* _EXERCISE BRIEF_: Copy out each line in the material below that has the word "Charges".

(Source records)
▬▬▬▬▬▬▬▬▬▬
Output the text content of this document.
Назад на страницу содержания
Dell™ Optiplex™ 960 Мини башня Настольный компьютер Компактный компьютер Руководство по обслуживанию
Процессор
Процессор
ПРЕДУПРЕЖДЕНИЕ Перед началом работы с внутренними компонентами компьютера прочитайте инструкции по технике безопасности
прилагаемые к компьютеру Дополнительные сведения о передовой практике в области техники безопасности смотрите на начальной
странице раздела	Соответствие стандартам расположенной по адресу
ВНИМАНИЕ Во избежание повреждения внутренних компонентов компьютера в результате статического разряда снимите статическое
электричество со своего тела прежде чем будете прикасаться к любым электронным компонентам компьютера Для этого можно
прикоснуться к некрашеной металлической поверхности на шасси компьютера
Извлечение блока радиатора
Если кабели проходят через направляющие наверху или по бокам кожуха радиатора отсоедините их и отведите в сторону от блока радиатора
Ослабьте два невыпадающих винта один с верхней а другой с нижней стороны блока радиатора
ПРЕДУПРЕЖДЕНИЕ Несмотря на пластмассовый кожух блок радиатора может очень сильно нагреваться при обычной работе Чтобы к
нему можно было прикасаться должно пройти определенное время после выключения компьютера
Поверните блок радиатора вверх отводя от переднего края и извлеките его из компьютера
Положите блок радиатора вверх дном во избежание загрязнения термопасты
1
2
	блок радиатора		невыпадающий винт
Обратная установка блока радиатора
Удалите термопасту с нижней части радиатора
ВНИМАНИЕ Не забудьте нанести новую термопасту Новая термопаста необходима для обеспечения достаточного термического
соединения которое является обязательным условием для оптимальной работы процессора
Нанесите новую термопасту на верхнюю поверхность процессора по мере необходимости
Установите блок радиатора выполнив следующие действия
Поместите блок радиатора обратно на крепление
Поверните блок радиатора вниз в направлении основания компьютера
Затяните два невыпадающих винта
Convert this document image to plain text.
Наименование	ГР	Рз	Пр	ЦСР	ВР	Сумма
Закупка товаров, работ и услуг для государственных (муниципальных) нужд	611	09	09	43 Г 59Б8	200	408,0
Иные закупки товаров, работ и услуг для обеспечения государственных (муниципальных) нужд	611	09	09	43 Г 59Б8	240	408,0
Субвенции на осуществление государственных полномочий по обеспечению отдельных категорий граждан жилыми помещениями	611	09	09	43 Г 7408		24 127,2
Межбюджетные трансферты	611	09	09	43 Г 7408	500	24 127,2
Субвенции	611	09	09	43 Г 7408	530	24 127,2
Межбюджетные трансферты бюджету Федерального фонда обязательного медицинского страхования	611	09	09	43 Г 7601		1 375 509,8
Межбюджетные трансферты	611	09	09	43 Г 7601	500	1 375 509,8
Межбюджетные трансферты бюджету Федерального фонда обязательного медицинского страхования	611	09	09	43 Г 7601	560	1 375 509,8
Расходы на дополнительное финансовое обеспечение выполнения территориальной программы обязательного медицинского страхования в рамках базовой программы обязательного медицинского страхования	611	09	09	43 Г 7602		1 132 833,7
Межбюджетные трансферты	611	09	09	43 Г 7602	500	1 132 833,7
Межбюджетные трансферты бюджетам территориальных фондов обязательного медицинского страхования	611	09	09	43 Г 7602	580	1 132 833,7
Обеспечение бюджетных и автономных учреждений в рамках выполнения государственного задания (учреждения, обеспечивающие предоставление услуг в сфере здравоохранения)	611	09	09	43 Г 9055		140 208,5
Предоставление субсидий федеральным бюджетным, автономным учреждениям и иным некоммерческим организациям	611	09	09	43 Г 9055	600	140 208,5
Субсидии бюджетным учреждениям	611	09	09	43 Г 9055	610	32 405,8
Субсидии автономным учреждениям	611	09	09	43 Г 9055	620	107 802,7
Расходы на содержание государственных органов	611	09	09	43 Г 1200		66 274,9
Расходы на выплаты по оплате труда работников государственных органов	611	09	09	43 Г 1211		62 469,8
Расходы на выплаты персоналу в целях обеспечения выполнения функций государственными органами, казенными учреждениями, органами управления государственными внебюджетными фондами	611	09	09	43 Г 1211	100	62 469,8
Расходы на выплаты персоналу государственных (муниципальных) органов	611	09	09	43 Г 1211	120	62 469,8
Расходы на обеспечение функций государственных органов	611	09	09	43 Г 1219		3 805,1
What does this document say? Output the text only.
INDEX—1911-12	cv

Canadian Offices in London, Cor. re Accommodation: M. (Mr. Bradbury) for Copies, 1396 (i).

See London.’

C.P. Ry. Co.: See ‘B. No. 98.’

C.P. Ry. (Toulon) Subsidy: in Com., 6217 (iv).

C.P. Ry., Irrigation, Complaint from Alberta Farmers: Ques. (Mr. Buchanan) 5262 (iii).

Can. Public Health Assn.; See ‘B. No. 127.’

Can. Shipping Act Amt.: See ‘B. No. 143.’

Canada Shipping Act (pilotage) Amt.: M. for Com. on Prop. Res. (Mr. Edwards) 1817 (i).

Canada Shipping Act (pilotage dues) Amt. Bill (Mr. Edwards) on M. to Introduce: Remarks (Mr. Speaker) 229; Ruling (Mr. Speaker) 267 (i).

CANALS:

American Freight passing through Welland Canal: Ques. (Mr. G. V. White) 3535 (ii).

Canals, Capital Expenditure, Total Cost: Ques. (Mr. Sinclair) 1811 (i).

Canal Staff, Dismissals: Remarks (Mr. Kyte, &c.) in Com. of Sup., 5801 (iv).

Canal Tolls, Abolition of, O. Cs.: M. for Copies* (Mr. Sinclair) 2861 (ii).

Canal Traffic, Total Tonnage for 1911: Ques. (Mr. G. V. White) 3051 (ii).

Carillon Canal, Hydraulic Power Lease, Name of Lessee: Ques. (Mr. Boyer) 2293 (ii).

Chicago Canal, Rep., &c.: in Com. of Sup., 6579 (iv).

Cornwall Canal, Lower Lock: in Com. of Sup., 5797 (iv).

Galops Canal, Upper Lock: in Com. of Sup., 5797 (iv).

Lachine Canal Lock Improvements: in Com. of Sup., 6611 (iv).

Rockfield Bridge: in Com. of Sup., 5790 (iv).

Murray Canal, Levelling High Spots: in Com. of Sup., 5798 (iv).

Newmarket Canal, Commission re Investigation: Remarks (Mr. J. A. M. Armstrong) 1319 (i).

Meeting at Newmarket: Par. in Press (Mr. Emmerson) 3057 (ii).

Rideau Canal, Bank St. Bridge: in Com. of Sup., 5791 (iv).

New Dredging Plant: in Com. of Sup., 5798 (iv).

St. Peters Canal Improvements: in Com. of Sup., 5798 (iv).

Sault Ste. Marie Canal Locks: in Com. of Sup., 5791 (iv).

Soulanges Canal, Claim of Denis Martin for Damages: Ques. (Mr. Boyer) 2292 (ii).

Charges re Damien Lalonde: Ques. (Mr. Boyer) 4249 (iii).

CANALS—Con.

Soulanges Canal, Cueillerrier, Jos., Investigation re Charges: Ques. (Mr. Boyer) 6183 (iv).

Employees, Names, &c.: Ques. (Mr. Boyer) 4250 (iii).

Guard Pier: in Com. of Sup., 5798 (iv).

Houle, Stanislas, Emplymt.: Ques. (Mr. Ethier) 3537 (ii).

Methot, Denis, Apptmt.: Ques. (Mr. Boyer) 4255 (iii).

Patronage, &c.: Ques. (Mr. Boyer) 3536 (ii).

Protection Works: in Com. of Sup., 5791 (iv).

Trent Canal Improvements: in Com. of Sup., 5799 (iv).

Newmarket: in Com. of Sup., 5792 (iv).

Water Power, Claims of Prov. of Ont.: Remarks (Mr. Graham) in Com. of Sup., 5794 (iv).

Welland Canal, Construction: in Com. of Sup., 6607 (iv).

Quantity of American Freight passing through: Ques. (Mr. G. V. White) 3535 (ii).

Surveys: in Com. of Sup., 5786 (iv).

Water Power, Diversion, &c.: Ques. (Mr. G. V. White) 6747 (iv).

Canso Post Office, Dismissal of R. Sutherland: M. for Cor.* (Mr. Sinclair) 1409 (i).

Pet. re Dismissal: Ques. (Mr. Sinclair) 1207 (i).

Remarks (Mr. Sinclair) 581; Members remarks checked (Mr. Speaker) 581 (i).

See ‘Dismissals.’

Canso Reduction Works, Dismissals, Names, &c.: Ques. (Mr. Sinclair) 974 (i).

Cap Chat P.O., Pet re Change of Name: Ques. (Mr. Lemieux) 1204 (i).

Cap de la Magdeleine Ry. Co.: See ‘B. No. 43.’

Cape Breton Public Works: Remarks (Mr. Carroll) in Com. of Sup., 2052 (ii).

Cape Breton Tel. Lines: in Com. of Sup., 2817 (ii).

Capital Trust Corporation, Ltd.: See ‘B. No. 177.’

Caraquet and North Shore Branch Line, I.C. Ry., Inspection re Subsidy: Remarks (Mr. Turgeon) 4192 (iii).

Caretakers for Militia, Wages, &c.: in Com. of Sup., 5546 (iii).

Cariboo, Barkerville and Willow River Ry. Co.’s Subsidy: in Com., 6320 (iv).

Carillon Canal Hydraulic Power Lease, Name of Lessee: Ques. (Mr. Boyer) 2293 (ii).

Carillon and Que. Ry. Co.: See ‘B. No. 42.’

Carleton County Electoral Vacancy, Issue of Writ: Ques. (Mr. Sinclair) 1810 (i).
▬▬▬▬▬▬▬▬▬▬
* _EXPECTED ANSWER_:
Charges re Damien Lalonde: Ques. (Mr. Boyer) 4249 (iii).
Soulanges Canal, Cueillerrier, Jos., Investigation re Charges: Ques. (Mr. Boyer) 6183 (iv).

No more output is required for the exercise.